* _To be done_
Copy each line where the word "Taxe" occurs.

* _Figure data in JSON_
────────
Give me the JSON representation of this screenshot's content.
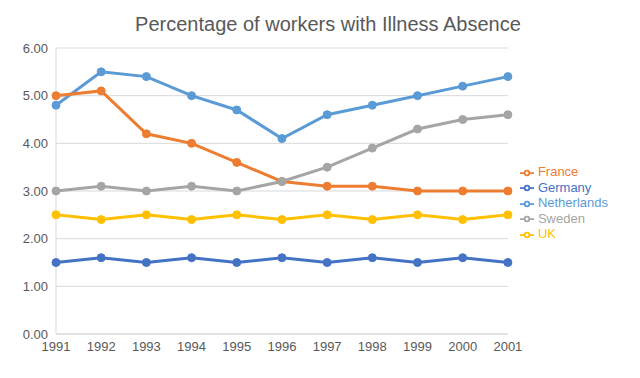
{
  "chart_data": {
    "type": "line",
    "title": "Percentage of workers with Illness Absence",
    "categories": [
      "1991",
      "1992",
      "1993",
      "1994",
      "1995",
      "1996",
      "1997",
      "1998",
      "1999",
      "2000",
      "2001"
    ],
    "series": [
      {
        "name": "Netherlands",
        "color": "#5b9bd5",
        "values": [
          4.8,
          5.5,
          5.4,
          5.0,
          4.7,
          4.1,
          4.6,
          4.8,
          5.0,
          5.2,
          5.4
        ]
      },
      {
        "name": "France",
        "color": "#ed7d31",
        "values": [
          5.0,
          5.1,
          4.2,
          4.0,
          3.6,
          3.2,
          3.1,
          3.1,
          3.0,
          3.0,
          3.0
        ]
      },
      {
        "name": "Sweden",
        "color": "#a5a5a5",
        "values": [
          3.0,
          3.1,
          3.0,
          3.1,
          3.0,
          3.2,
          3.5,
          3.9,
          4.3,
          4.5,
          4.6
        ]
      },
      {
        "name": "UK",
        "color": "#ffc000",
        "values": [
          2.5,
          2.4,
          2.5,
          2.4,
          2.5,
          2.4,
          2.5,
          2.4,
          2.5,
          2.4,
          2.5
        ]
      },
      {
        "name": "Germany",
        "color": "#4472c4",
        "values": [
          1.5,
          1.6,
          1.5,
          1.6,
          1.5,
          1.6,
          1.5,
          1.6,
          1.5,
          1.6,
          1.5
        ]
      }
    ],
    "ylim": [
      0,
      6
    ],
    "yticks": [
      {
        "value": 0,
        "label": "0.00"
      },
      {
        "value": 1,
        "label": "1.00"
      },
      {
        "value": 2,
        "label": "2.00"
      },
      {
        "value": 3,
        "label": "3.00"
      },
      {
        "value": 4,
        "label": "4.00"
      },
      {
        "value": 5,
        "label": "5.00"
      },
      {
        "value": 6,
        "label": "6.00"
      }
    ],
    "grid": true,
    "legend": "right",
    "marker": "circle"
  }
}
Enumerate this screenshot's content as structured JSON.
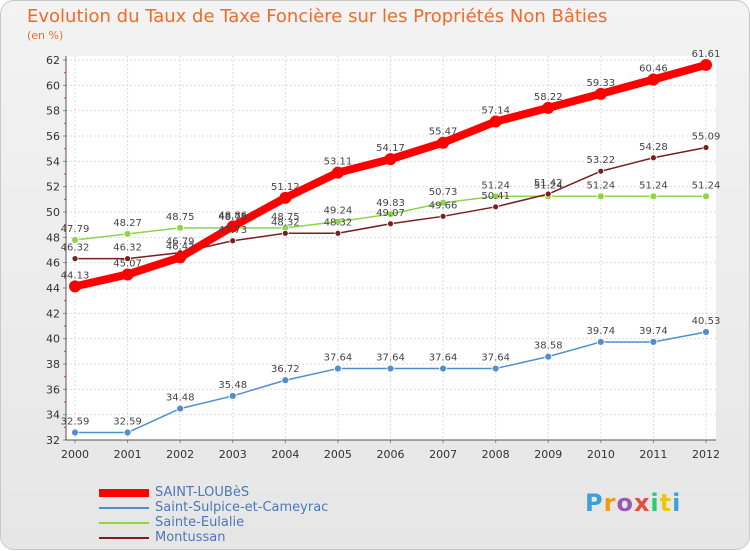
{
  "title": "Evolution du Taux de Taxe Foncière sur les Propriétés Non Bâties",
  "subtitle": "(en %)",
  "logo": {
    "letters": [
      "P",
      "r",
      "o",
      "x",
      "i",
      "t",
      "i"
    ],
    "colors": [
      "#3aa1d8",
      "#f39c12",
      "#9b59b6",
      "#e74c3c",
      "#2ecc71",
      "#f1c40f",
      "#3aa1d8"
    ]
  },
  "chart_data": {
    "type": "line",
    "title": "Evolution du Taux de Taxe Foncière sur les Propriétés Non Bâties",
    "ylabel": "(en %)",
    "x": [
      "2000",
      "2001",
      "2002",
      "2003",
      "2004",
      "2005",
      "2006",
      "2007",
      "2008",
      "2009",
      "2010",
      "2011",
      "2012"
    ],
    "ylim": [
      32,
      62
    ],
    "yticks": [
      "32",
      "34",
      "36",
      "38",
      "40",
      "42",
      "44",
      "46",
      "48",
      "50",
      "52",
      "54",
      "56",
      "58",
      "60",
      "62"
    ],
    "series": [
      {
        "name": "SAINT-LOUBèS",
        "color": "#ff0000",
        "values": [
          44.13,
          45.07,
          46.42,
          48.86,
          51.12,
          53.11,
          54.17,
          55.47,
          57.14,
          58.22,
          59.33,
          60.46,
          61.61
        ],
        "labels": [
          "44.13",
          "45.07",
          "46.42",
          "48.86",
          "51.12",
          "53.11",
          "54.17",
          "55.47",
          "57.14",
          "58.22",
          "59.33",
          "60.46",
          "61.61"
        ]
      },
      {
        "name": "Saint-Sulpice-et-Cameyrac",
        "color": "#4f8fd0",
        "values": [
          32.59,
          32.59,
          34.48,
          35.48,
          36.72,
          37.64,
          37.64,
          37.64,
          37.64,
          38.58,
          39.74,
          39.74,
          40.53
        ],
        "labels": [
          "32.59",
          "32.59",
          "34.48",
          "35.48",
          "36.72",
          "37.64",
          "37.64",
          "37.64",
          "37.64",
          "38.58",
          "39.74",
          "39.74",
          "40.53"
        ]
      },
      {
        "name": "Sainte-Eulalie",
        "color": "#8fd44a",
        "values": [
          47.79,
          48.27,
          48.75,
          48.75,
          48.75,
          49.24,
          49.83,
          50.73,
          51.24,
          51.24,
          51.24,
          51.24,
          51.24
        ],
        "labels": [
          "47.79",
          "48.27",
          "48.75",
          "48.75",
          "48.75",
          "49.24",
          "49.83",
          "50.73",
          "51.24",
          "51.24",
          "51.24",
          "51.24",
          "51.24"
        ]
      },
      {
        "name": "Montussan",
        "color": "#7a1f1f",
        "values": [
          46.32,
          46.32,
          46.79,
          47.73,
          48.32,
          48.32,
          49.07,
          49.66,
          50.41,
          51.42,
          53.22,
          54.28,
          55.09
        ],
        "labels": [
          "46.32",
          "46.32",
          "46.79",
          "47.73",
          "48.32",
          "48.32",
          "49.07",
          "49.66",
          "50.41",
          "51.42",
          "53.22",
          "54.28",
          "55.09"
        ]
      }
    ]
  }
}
────────
* _Response below_
  "title": "Evolution du Taux de Taxe Foncière sur les Propriétés Non Bâties",
    "title": "Evolution du Taux de Taxe Foncière sur les Propriétés Non Bâties",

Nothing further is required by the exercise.